* [WRITTEN PROBLEM]: Search the listing below for the string "highlight" and show each line that contains it.

• • • •

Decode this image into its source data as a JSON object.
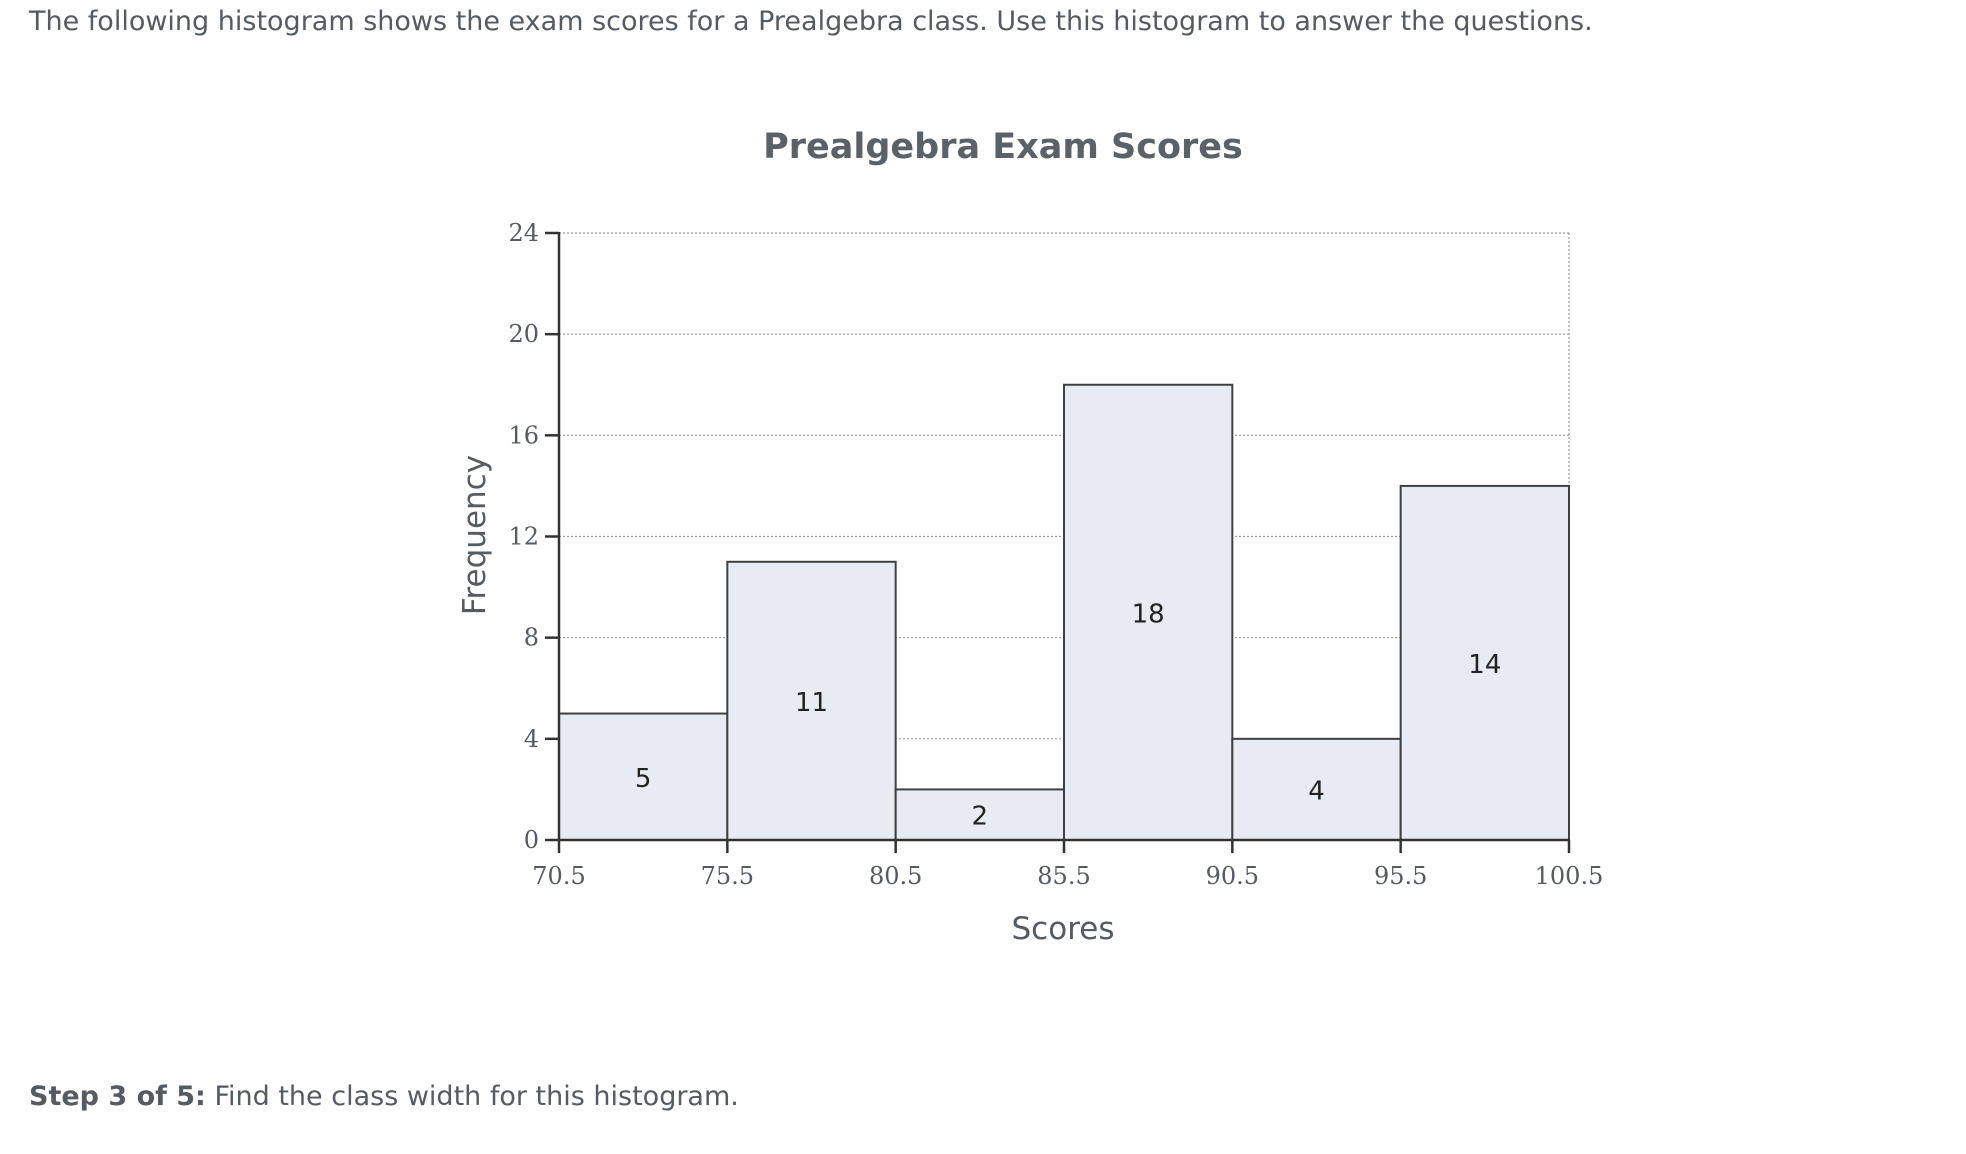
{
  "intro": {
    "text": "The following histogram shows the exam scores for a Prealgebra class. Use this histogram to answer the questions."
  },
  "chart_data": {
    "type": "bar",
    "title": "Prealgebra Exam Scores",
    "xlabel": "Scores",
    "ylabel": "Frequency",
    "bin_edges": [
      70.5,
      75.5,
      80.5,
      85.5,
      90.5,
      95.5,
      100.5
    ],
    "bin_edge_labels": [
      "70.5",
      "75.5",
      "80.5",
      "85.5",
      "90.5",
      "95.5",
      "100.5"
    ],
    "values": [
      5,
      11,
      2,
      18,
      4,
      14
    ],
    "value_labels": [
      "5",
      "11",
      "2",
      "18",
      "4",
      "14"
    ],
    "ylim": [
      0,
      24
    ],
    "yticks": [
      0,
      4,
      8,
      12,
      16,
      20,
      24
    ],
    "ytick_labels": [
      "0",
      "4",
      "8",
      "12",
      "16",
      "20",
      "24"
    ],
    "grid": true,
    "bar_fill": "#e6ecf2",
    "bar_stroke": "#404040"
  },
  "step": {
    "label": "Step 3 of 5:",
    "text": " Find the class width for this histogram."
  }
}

• • • •

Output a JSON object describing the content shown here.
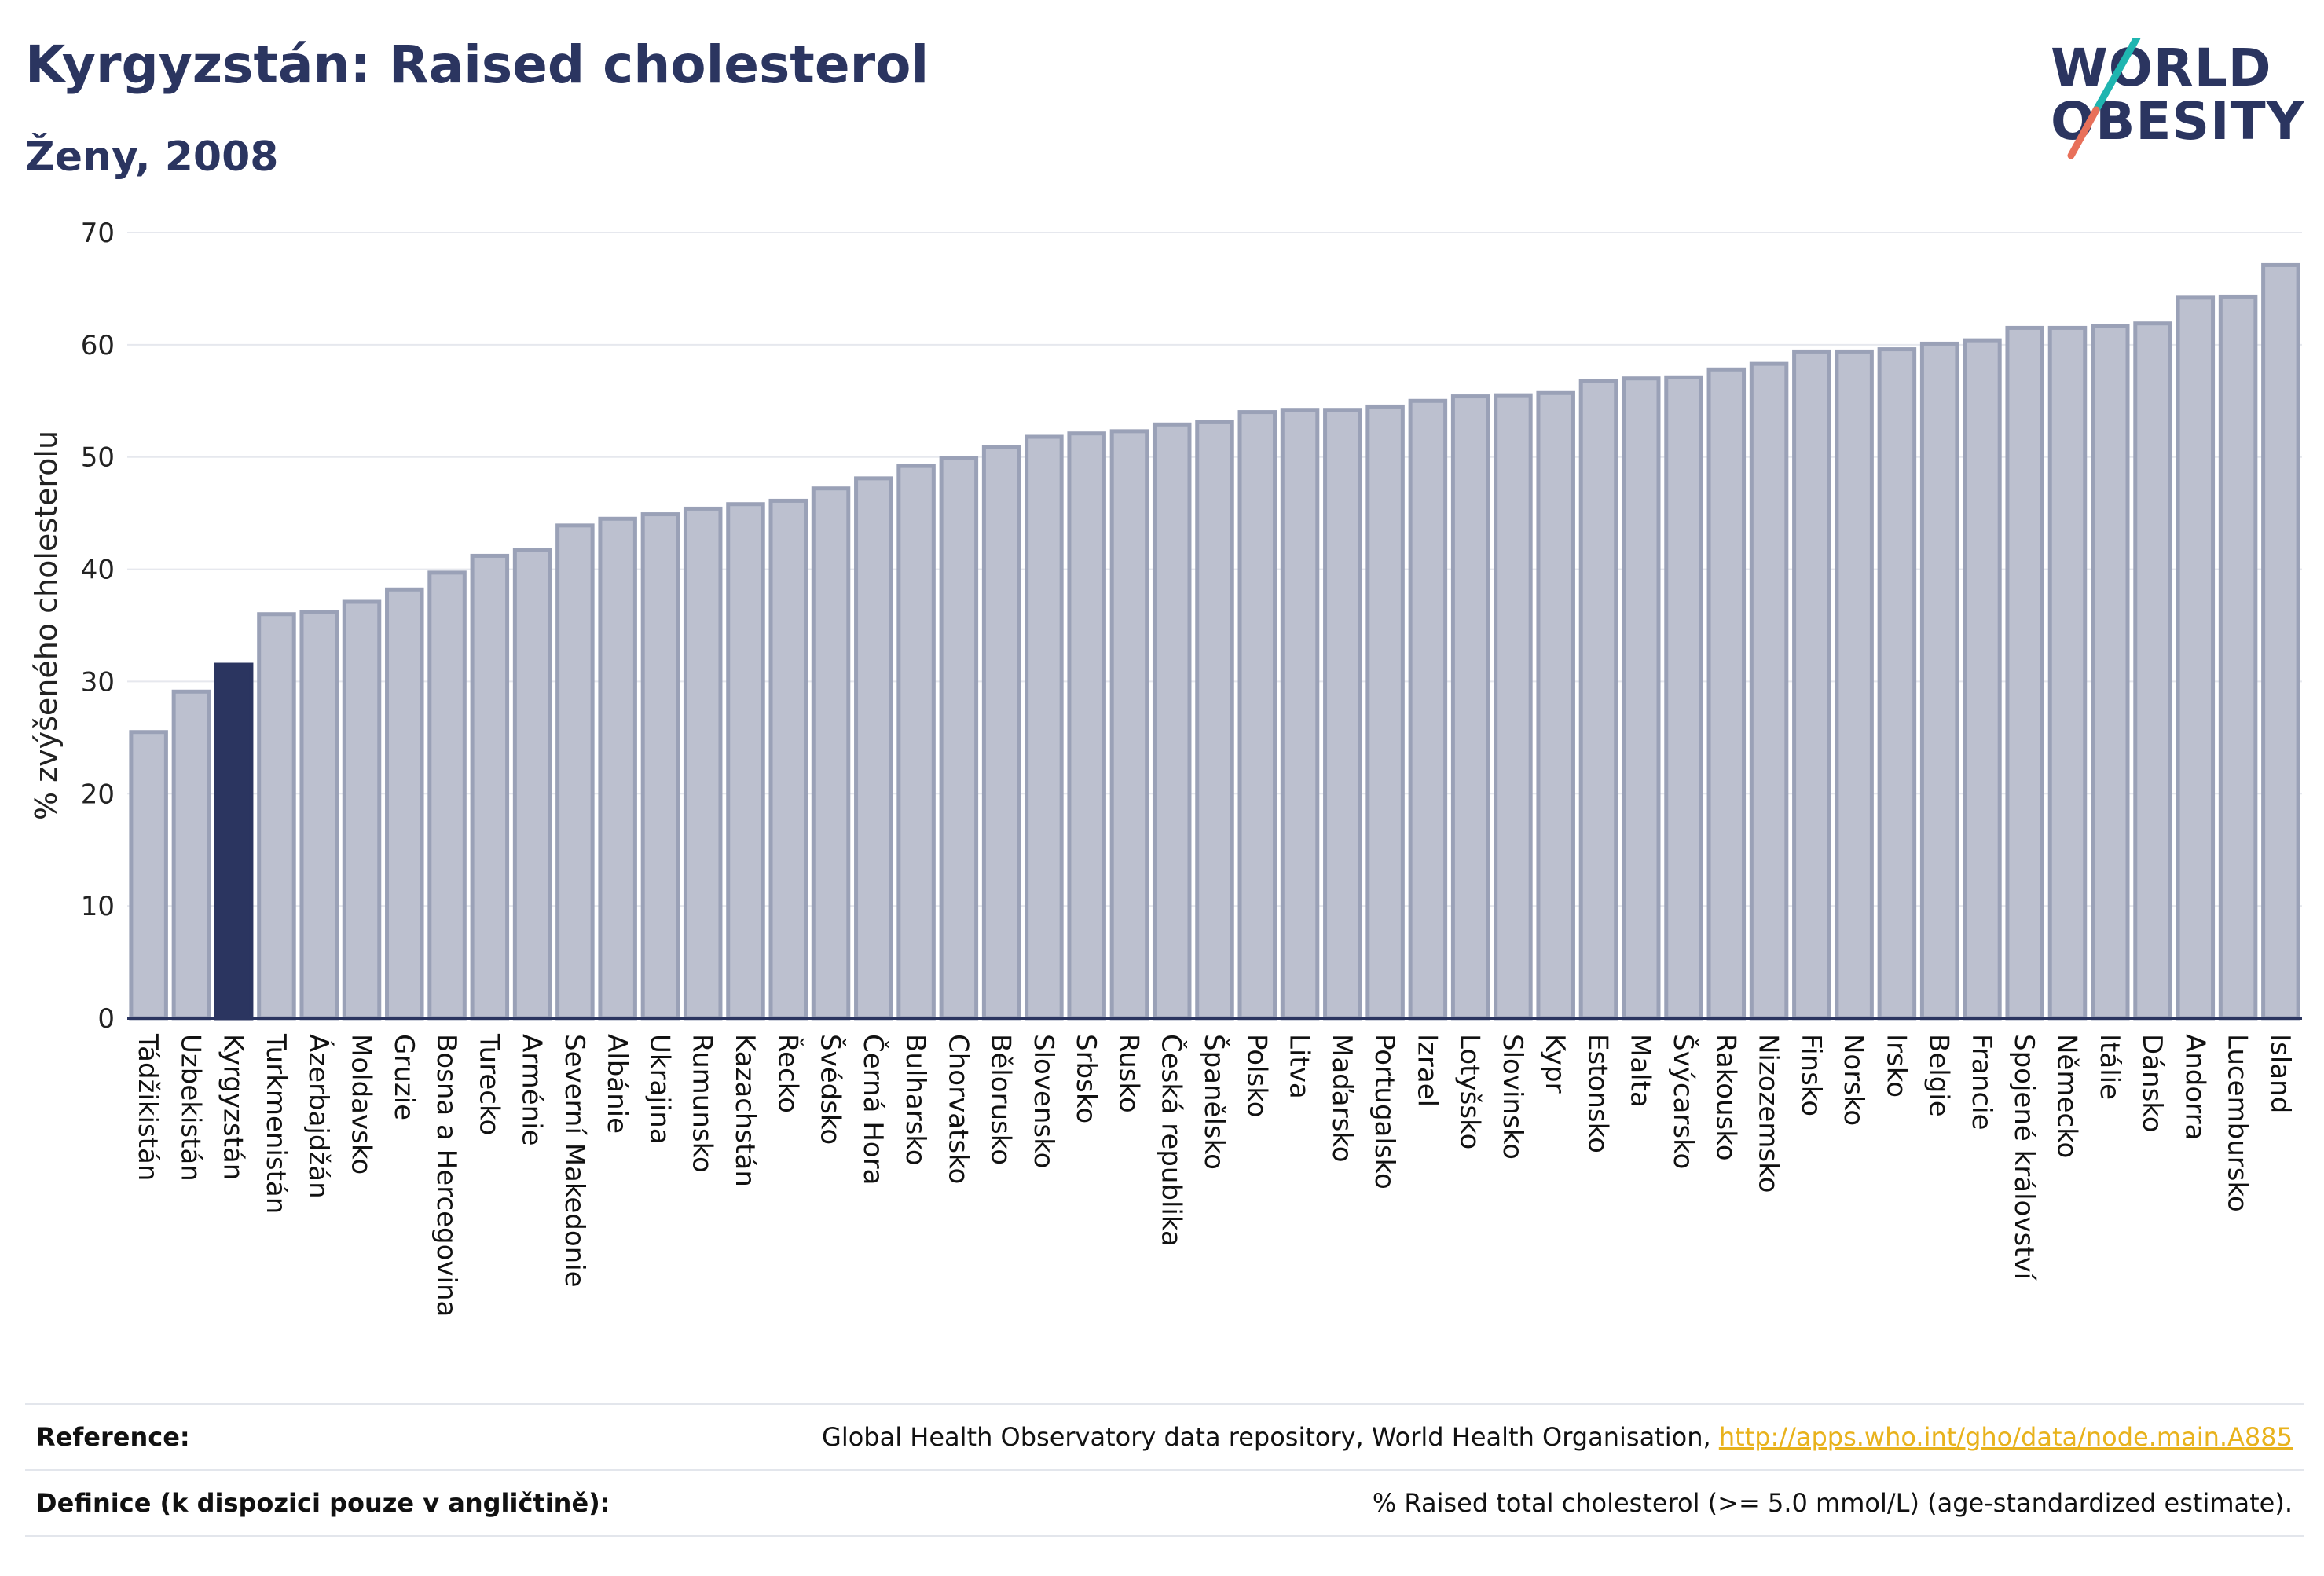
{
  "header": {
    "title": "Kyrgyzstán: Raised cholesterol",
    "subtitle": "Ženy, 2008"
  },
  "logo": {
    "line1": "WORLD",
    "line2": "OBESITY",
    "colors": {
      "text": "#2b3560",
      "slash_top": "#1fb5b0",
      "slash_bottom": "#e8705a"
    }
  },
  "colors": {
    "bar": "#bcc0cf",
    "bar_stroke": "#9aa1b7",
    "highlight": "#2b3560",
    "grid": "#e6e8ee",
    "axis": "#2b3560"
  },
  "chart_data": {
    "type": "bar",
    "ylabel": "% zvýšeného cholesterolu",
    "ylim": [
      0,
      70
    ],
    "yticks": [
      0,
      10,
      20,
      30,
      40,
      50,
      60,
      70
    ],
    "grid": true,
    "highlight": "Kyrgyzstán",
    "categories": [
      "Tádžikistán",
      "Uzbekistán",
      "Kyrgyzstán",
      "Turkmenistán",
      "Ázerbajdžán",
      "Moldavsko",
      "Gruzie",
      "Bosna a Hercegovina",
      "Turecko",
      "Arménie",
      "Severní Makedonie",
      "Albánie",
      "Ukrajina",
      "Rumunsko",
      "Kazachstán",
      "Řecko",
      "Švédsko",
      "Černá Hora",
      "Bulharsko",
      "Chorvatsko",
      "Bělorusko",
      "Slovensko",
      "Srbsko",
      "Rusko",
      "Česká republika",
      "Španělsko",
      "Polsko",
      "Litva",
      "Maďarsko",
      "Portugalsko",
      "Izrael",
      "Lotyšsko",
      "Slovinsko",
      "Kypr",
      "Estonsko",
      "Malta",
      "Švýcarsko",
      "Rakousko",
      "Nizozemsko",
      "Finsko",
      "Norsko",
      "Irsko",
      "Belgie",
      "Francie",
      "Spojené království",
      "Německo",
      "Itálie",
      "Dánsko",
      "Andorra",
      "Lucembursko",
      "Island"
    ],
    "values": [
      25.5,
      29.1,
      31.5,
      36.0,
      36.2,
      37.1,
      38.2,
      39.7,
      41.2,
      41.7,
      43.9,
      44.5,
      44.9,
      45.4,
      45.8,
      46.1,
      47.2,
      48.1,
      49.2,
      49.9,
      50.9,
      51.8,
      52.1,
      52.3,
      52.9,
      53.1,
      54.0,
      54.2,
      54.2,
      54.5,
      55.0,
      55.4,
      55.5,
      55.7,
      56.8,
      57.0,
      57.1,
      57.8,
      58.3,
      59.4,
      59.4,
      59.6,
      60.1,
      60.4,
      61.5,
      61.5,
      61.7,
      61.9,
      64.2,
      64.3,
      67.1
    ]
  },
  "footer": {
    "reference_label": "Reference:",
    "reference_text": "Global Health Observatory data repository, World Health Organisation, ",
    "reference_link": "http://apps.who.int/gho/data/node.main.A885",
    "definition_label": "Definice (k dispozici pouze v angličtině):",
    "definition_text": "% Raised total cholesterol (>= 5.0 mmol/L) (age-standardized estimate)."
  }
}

• • • •

* [RESPONSE]:
    "highlight": "#2b3560",
    "highlight": "Kyrgyzstán",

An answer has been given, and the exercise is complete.